Required task – From the entries that follow, gather each line holding the word "我是瓦窑堡人".

Part of a data file:

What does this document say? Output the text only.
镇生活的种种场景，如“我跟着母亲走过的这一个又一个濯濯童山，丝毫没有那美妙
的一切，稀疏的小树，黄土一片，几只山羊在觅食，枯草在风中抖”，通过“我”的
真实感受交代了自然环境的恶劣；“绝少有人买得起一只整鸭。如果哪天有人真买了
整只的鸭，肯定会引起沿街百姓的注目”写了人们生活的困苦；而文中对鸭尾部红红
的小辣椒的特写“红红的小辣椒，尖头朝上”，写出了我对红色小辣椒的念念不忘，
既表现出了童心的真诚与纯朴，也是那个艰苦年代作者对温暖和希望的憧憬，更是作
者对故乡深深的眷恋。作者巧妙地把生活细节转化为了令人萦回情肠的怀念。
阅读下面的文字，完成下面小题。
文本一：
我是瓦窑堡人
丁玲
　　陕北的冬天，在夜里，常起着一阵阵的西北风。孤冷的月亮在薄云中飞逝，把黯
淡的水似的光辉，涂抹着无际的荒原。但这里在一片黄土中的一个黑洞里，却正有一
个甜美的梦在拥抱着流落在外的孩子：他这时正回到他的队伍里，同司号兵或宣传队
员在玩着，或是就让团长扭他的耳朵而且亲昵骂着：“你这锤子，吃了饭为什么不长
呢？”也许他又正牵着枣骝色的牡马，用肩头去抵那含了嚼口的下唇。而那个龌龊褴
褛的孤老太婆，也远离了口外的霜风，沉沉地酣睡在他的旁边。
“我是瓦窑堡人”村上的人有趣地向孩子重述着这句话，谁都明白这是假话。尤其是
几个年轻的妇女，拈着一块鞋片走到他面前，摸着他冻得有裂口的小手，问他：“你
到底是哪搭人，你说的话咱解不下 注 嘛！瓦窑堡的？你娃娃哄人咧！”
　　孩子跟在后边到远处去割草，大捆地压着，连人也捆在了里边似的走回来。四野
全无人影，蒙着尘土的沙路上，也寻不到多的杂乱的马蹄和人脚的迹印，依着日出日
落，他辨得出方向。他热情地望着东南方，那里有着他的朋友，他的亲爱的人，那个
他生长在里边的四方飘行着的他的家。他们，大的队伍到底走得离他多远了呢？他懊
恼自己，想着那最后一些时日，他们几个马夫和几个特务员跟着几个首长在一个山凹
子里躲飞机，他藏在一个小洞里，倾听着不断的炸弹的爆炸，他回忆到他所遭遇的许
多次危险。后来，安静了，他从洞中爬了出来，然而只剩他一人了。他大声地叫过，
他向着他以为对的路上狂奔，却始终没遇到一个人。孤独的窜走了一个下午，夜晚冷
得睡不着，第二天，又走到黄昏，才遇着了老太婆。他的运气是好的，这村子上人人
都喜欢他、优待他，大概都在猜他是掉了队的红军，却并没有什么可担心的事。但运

Solution for this problem –
我是瓦窑堡人
“我是瓦窑堡人”村上的人有趣地向孩子重述着这句话，谁都明白这是假话。尤其是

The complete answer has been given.